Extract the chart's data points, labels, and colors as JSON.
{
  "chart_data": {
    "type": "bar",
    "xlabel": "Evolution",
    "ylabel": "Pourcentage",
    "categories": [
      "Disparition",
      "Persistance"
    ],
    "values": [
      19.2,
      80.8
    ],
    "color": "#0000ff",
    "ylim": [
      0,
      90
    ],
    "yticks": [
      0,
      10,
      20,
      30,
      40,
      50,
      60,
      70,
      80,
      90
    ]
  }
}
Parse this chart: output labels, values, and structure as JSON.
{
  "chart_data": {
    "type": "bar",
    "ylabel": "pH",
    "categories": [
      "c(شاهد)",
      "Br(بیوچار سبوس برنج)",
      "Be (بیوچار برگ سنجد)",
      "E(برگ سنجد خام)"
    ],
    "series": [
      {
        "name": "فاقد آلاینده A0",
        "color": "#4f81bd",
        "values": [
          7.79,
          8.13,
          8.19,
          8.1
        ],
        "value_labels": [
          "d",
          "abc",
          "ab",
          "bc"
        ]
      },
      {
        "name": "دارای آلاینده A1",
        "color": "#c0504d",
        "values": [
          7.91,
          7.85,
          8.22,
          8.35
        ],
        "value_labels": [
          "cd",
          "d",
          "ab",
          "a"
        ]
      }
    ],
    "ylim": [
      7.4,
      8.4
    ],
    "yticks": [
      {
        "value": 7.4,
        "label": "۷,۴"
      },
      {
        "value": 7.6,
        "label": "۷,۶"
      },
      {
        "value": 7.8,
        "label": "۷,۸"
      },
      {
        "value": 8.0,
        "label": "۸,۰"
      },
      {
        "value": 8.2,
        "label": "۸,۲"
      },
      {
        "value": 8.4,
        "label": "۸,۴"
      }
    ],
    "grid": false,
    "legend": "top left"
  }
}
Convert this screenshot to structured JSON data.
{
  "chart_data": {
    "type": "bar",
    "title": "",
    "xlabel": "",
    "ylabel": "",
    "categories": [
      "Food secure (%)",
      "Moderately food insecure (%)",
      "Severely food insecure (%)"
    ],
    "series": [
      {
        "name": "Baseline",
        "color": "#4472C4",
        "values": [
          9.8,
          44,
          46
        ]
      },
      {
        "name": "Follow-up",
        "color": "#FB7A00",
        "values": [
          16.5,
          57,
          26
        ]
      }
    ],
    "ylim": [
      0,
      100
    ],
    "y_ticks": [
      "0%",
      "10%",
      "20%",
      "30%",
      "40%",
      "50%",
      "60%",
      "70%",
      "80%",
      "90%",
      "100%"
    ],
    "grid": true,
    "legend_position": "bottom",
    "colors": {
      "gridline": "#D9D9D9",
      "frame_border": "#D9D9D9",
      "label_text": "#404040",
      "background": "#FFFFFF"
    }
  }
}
○ ○ ○ ○
=== EXERCISE REQUIREMENTS ===
State only the number of lines in these entries that contain "آلاینده".

=== COMPLETE ANSWER ===
2